▸ Exercise brief
Tally every line featuring "pass", then give that tally alone.

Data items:
>>>>>

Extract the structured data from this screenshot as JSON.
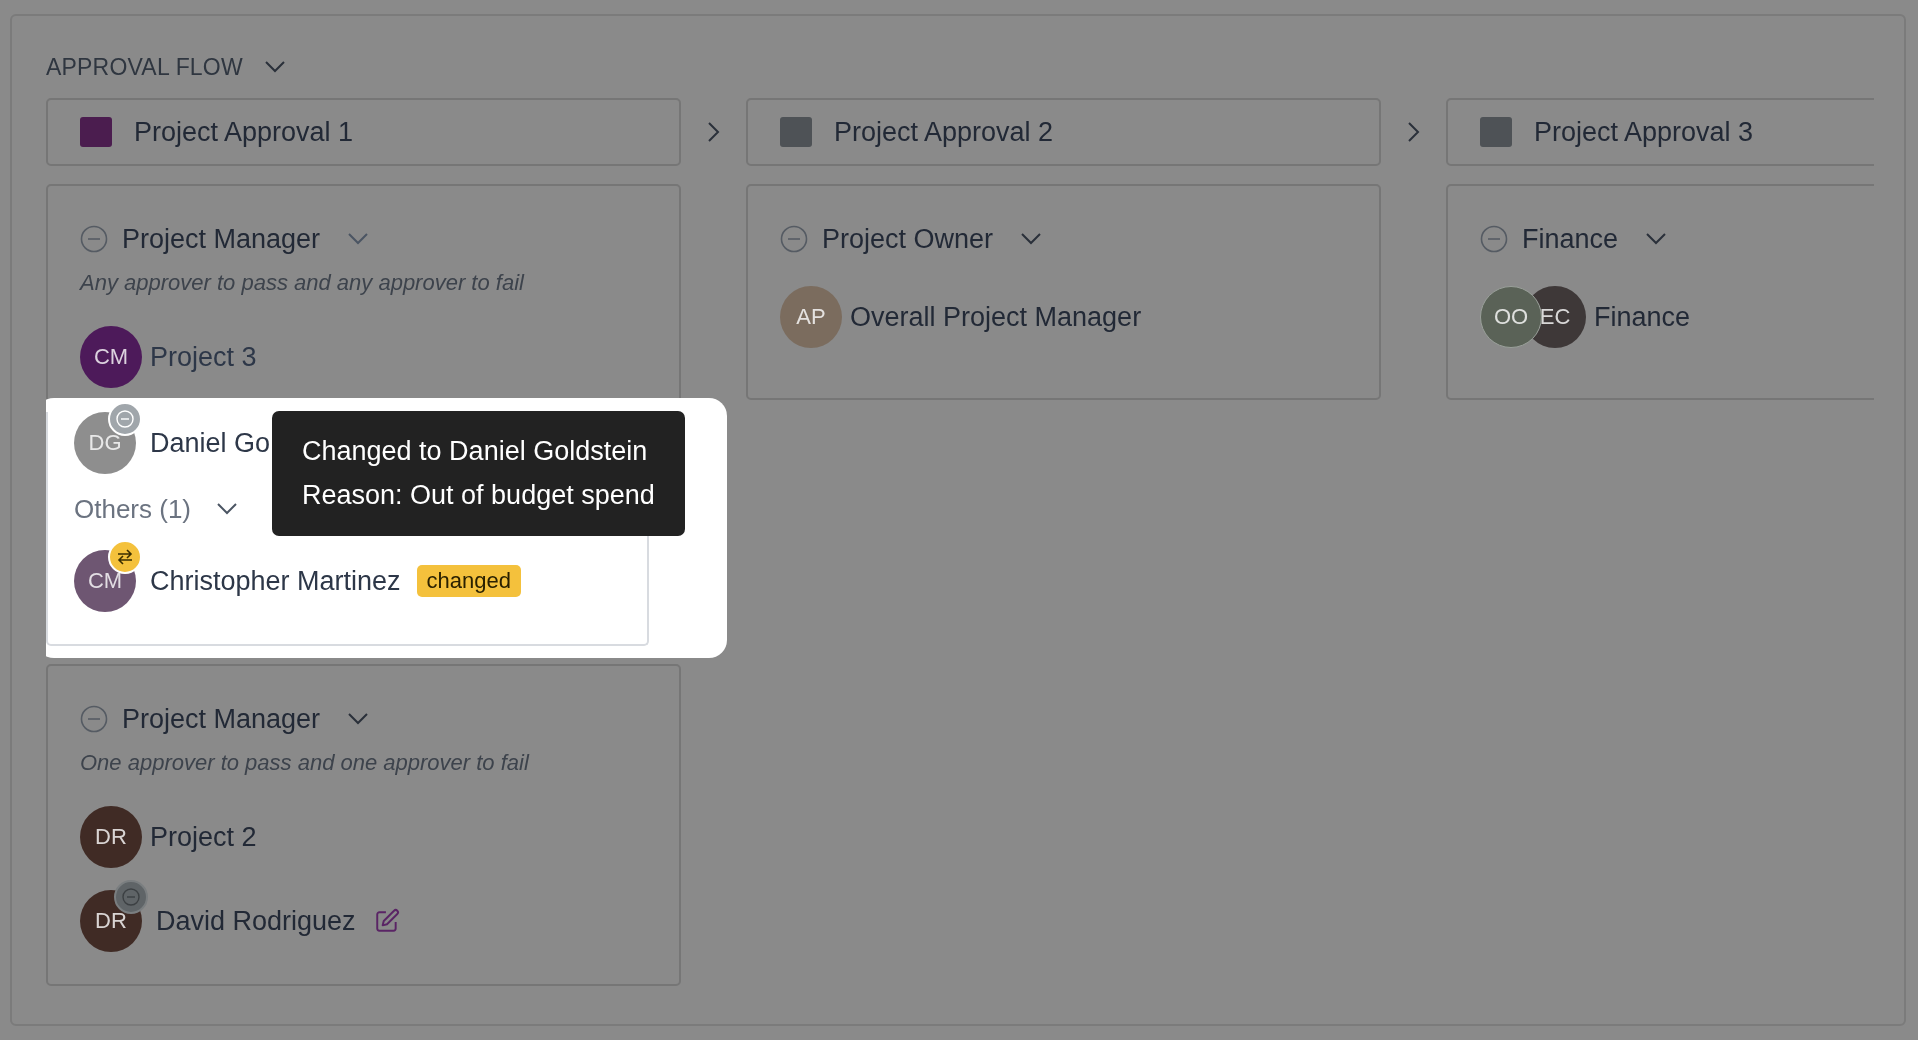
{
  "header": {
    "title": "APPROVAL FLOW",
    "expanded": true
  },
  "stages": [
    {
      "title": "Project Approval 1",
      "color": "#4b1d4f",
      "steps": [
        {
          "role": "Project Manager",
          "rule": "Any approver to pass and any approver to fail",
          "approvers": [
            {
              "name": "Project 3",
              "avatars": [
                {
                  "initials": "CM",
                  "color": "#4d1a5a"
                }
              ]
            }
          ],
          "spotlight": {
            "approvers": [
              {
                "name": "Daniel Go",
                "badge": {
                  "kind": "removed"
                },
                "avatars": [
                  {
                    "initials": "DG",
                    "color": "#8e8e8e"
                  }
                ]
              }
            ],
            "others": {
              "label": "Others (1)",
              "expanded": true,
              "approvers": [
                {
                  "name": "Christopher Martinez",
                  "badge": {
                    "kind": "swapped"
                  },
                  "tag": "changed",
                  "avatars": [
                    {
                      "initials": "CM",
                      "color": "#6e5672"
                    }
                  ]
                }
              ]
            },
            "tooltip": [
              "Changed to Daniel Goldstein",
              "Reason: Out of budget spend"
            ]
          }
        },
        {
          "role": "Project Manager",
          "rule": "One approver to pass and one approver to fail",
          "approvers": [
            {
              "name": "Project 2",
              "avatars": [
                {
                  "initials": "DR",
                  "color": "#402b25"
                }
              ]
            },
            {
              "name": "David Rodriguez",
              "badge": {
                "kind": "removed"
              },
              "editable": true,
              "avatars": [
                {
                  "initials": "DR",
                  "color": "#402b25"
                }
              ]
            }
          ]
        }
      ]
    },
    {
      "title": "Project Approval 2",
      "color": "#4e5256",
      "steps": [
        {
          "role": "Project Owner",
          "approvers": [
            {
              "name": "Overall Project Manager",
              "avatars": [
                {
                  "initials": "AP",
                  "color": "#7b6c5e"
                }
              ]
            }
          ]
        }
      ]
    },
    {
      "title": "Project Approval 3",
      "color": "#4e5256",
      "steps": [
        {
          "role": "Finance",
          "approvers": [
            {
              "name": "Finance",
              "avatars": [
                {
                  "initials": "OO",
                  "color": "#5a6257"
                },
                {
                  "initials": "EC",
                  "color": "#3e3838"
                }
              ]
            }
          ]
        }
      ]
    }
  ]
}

<<<<<
>>>>>

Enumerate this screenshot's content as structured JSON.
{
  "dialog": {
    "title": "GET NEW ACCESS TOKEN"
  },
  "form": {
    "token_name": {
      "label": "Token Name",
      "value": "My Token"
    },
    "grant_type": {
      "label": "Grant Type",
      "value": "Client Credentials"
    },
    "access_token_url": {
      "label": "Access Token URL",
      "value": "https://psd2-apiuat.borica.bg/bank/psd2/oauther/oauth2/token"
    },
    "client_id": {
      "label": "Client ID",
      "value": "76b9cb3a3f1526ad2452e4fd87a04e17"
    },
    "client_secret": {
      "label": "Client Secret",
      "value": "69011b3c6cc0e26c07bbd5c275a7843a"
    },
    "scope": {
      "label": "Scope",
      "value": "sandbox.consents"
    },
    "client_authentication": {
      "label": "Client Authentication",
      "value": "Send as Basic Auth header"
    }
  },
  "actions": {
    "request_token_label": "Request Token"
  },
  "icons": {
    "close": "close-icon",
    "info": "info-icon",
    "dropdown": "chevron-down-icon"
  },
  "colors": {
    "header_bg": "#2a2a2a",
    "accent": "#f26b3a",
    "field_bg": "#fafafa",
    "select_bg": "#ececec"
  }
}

<<<<<

▸ The output
2